▸ **SET TASK**
Check each line of the entries below for the string "Total"; copy every line where it appears.

▸ **GIVEN RECORDS**
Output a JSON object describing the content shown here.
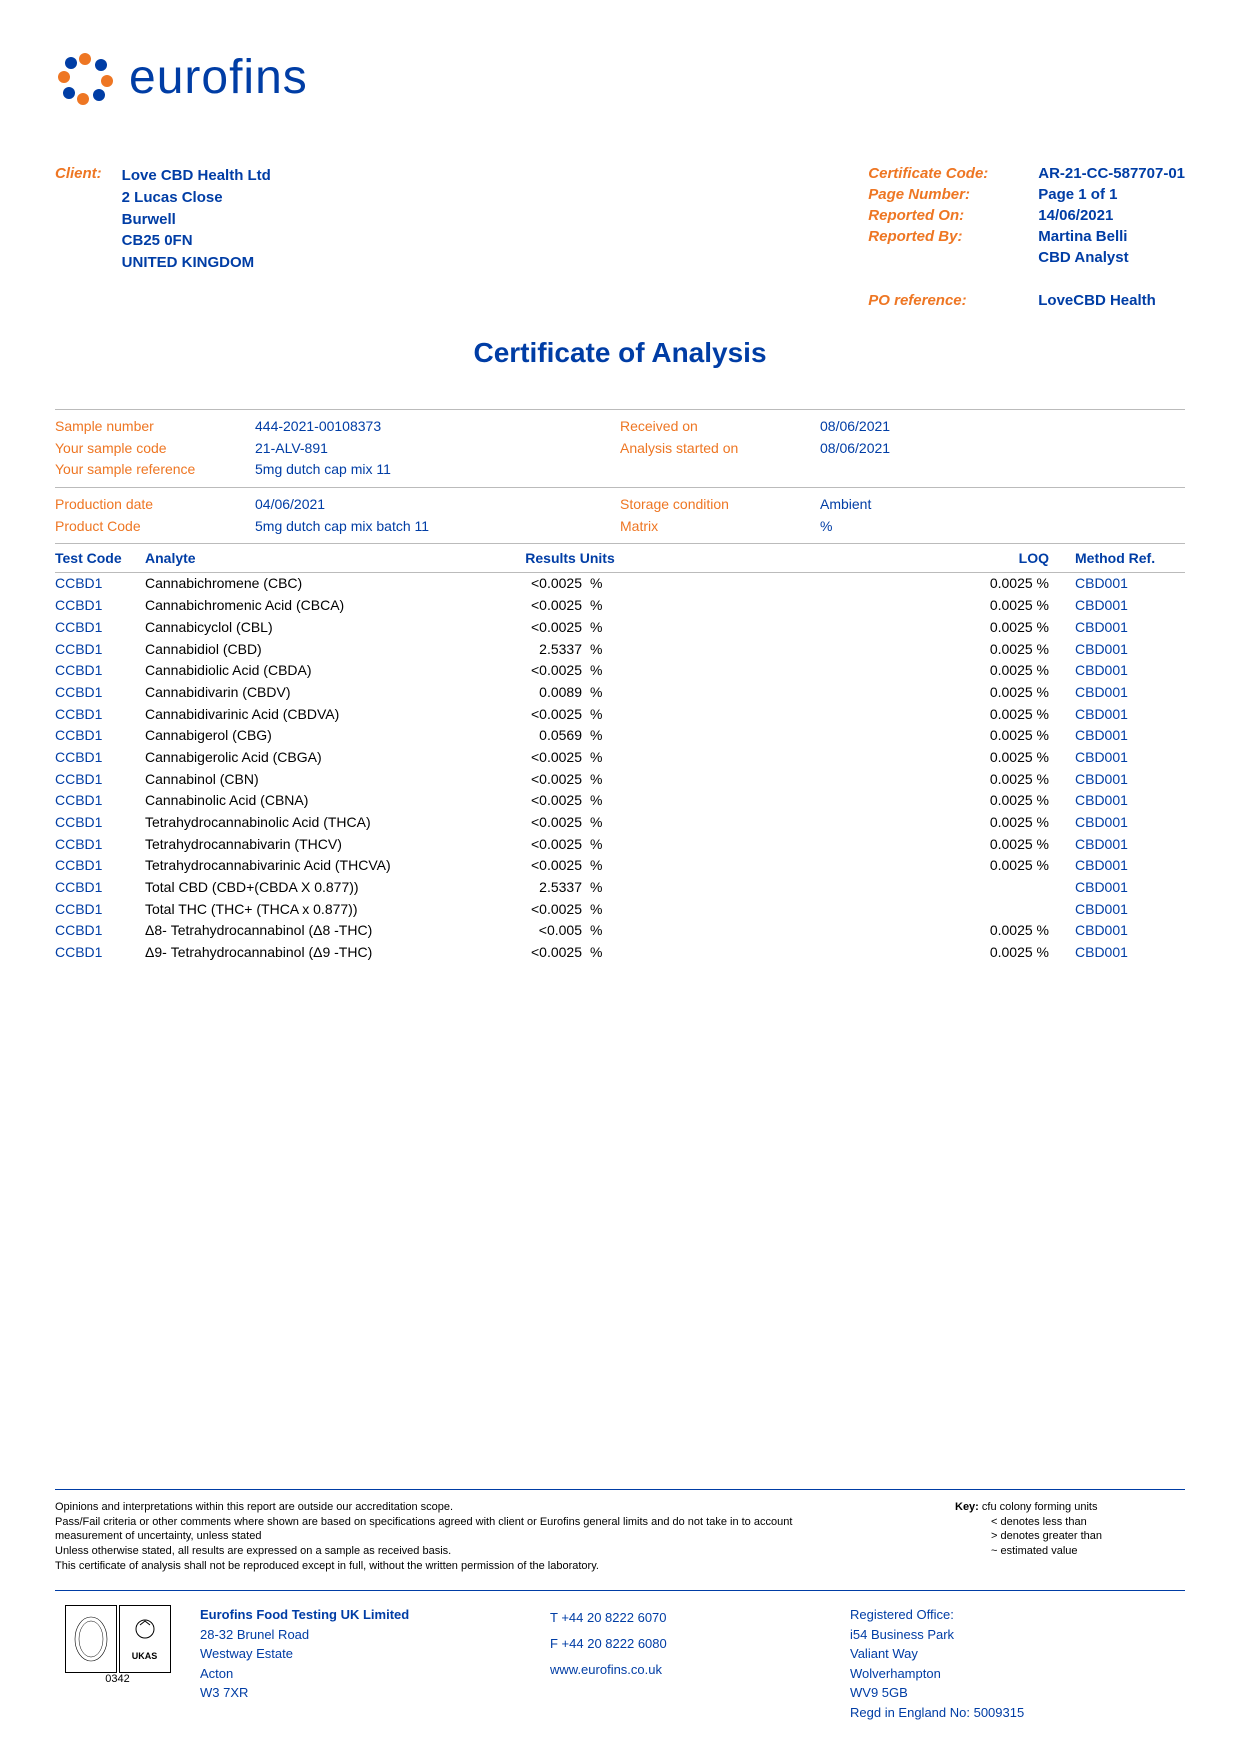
{
  "logo": {
    "text": "eurofins",
    "color": "#003da5",
    "dots": [
      {
        "c": "#ee7623"
      },
      {
        "c": "#003da5"
      },
      {
        "c": "#ee7623"
      },
      {
        "c": "#003da5"
      },
      {
        "c": "#ee7623"
      },
      {
        "c": "#003da5"
      },
      {
        "c": "#ee7623"
      },
      {
        "c": "#003da5"
      }
    ]
  },
  "client": {
    "label": "Client:",
    "name": "Love CBD Health Ltd",
    "addr1": "2 Lucas Close",
    "addr2": "Burwell",
    "addr3": "CB25 0FN",
    "addr4": "UNITED KINGDOM"
  },
  "cert": {
    "code_label": "Certificate Code:",
    "code": "AR-21-CC-587707-01",
    "page_label": "Page Number:",
    "page": "Page 1 of 1",
    "reported_on_label": "Reported On:",
    "reported_on": "14/06/2021",
    "reported_by_label": "Reported By:",
    "reported_by": "Martina Belli",
    "reported_by_title": "CBD Analyst",
    "po_label": "PO reference:",
    "po": "LoveCBD Health"
  },
  "title": "Certificate of Analysis",
  "sample1": {
    "l1": "Sample number",
    "v1": "444-2021-00108373",
    "l2": "Your sample code",
    "v2": "21-ALV-891",
    "l3": "Your sample reference",
    "v3": "5mg dutch cap mix 11",
    "r1l": "Received on",
    "r1v": "08/06/2021",
    "r2l": "Analysis started on",
    "r2v": "08/06/2021"
  },
  "sample2": {
    "l1": "Production date",
    "v1": "04/06/2021",
    "l2": "Product Code",
    "v2": "5mg dutch cap mix batch 11",
    "r1l": "Storage condition",
    "r1v": "Ambient",
    "r2l": "Matrix",
    "r2v": "%"
  },
  "table": {
    "headers": {
      "code": "Test Code",
      "analyte": "Analyte",
      "results_units": "Results Units",
      "loq": "LOQ",
      "method": "Method Ref."
    },
    "rows": [
      {
        "code": "CCBD1",
        "analyte": "Cannabichromene (CBC)",
        "result": "<0.0025",
        "unit": "%",
        "loq": "0.0025 %",
        "method": "CBD001"
      },
      {
        "code": "CCBD1",
        "analyte": "Cannabichromenic Acid (CBCA)",
        "result": "<0.0025",
        "unit": "%",
        "loq": "0.0025 %",
        "method": "CBD001"
      },
      {
        "code": "CCBD1",
        "analyte": "Cannabicyclol (CBL)",
        "result": "<0.0025",
        "unit": "%",
        "loq": "0.0025 %",
        "method": "CBD001"
      },
      {
        "code": "CCBD1",
        "analyte": "Cannabidiol (CBD)",
        "result": "2.5337",
        "unit": "%",
        "loq": "0.0025 %",
        "method": "CBD001"
      },
      {
        "code": "CCBD1",
        "analyte": "Cannabidiolic Acid (CBDA)",
        "result": "<0.0025",
        "unit": "%",
        "loq": "0.0025 %",
        "method": "CBD001"
      },
      {
        "code": "CCBD1",
        "analyte": "Cannabidivarin (CBDV)",
        "result": "0.0089",
        "unit": "%",
        "loq": "0.0025 %",
        "method": "CBD001"
      },
      {
        "code": "CCBD1",
        "analyte": "Cannabidivarinic Acid (CBDVA)",
        "result": "<0.0025",
        "unit": "%",
        "loq": "0.0025 %",
        "method": "CBD001"
      },
      {
        "code": "CCBD1",
        "analyte": "Cannabigerol (CBG)",
        "result": "0.0569",
        "unit": "%",
        "loq": "0.0025 %",
        "method": "CBD001"
      },
      {
        "code": "CCBD1",
        "analyte": "Cannabigerolic Acid (CBGA)",
        "result": "<0.0025",
        "unit": "%",
        "loq": "0.0025 %",
        "method": "CBD001"
      },
      {
        "code": "CCBD1",
        "analyte": "Cannabinol (CBN)",
        "result": "<0.0025",
        "unit": "%",
        "loq": "0.0025 %",
        "method": "CBD001"
      },
      {
        "code": "CCBD1",
        "analyte": "Cannabinolic Acid (CBNA)",
        "result": "<0.0025",
        "unit": "%",
        "loq": "0.0025 %",
        "method": "CBD001"
      },
      {
        "code": "CCBD1",
        "analyte": "Tetrahydrocannabinolic Acid (THCA)",
        "result": "<0.0025",
        "unit": "%",
        "loq": "0.0025 %",
        "method": "CBD001"
      },
      {
        "code": "CCBD1",
        "analyte": "Tetrahydrocannabivarin (THCV)",
        "result": "<0.0025",
        "unit": "%",
        "loq": "0.0025 %",
        "method": "CBD001"
      },
      {
        "code": "CCBD1",
        "analyte": "Tetrahydrocannabivarinic Acid (THCVA)",
        "result": "<0.0025",
        "unit": "%",
        "loq": "0.0025 %",
        "method": "CBD001"
      },
      {
        "code": "CCBD1",
        "analyte": "Total CBD (CBD+(CBDA X 0.877))",
        "result": "2.5337",
        "unit": "%",
        "loq": "",
        "method": "CBD001"
      },
      {
        "code": "CCBD1",
        "analyte": "Total THC (THC+ (THCA x 0.877))",
        "result": "<0.0025",
        "unit": "%",
        "loq": "",
        "method": "CBD001"
      },
      {
        "code": "CCBD1",
        "analyte": "Δ8- Tetrahydrocannabinol (Δ8 -THC)",
        "result": "<0.005",
        "unit": "%",
        "loq": "0.0025 %",
        "method": "CBD001"
      },
      {
        "code": "CCBD1",
        "analyte": "Δ9- Tetrahydrocannabinol (Δ9 -THC)",
        "result": "<0.0025",
        "unit": "%",
        "loq": "0.0025 %",
        "method": "CBD001"
      }
    ]
  },
  "disclaimer": {
    "l1": "Opinions and interpretations within this report are outside our accreditation scope.",
    "l2": "Pass/Fail criteria or other comments where shown are based on specifications agreed with client or Eurofins general limits and do not take in to account measurement of uncertainty, unless stated",
    "l3": "Unless otherwise stated, all results are expressed on a sample as received basis.",
    "l4": "This certificate of analysis shall not be reproduced except in full, without the written permission of the laboratory."
  },
  "key": {
    "title": "Key:",
    "i1": "cfu colony forming units",
    "i2": "< denotes less than",
    "i3": "> denotes greater than",
    "i4": "~ estimated value"
  },
  "footer": {
    "accred_num": "0342",
    "ukas": "UKAS",
    "company": {
      "name": "Eurofins Food Testing UK Limited",
      "a1": "28-32 Brunel Road",
      "a2": "Westway Estate",
      "a3": "Acton",
      "a4": "W3 7XR"
    },
    "tel": "T  +44 20 8222 6070",
    "fax": "F  +44 20 8222 6080",
    "web": "www.eurofins.co.uk",
    "reg": {
      "title": "Registered Office:",
      "a1": "i54 Business Park",
      "a2": "Valiant Way",
      "a3": "Wolverhampton",
      "a4": "WV9 5GB",
      "a5": "Regd in England No: 5009315"
    }
  }
}
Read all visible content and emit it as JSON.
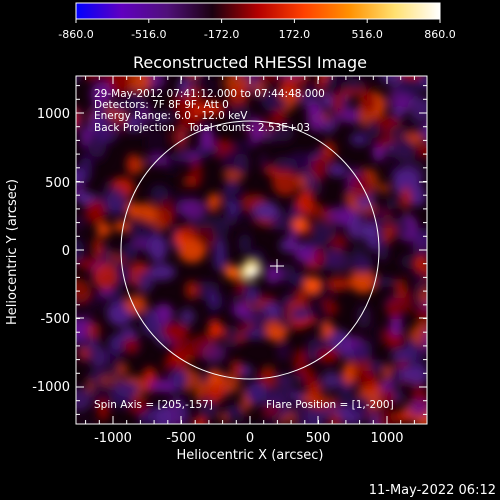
{
  "window": {
    "timestamp": "11-May-2022 06:12"
  },
  "colorbar": {
    "ticks": [
      "-860.0",
      "-516.0",
      "-172.0",
      "172.0",
      "516.0",
      "860.0"
    ],
    "stops": [
      "#0000ff",
      "#6000c0",
      "#50107a",
      "#1a0010",
      "#b40000",
      "#ff4000",
      "#ff9000",
      "#ffe070",
      "#ffffff"
    ]
  },
  "plot": {
    "title": "Reconstructed RHESSI Image",
    "xlabel": "Heliocentric X (arcsec)",
    "ylabel": "Heliocentric Y (arcsec)",
    "xticks": [
      "-1000",
      "-500",
      "0",
      "500",
      "1000"
    ],
    "yticks": [
      "1000",
      "500",
      "0",
      "-500",
      "-1000"
    ],
    "info": [
      "29-May-2012 07:41:12.000 to 07:44:48.000",
      "Detectors: 7F 8F 9F, Att 0",
      "Energy Range: 6.0 - 12.0 keV",
      "Back Projection    Total counts: 2.53E+03"
    ],
    "spin_axis": "Spin Axis = [205,-157]",
    "flare_position": "Flare Position = [1,-200]"
  }
}
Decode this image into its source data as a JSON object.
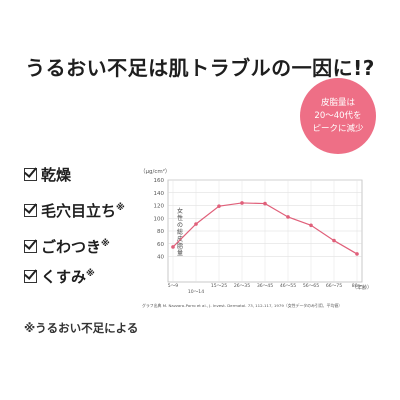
{
  "title": "うるおい不足は肌トラブルの一因に!?",
  "badge": {
    "line1": "皮脂量は",
    "line2": "20～40代を",
    "line3": "ピークに減少",
    "color": "#ee6f86"
  },
  "checklist": [
    {
      "label": "乾燥",
      "mark": ""
    },
    {
      "label": "毛穴目立ち",
      "mark": "※"
    },
    {
      "label": "ごわつき",
      "mark": "※"
    },
    {
      "label": "くすみ",
      "mark": "※"
    }
  ],
  "footnote": "※うるおい不足による",
  "chart_data": {
    "type": "line",
    "ylabel": "女性の総皮脂量",
    "yunit": "（μg/cm²）",
    "xunit": "（年齢）",
    "ylim": [
      0,
      160
    ],
    "yticks": [
      40,
      60,
      80,
      100,
      120,
      140,
      160
    ],
    "grid": true,
    "categories": [
      "5～9",
      "10～14",
      "15～25",
      "26～35",
      "36～45",
      "46～55",
      "56～65",
      "66～75",
      "80～"
    ],
    "values": [
      55,
      91,
      119,
      124,
      123,
      102,
      89,
      65,
      44
    ],
    "series_color": "#e0607a",
    "caption": "グラフ出典 M. Nazzaro-Porro et al., J. Invest. Dermatol. 73, 112-117, 1979（女性データのみ引用、平均値）"
  }
}
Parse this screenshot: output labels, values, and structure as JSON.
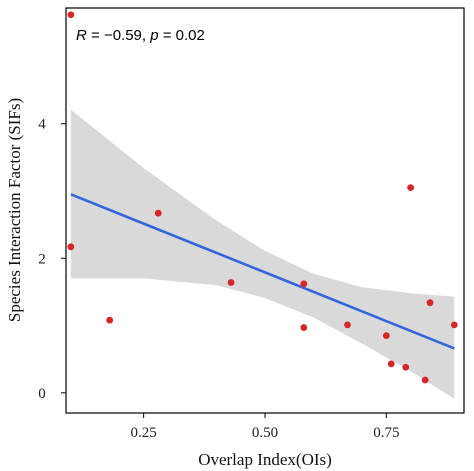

▸ **REPLY**
        "analyte": "Total CBD (CBD+(CBDA X 0.877))",
        "analyte": "Total THC (THC+ (THCA x 0.877))",
      "Back Projection    Total counts: 2.53E+03"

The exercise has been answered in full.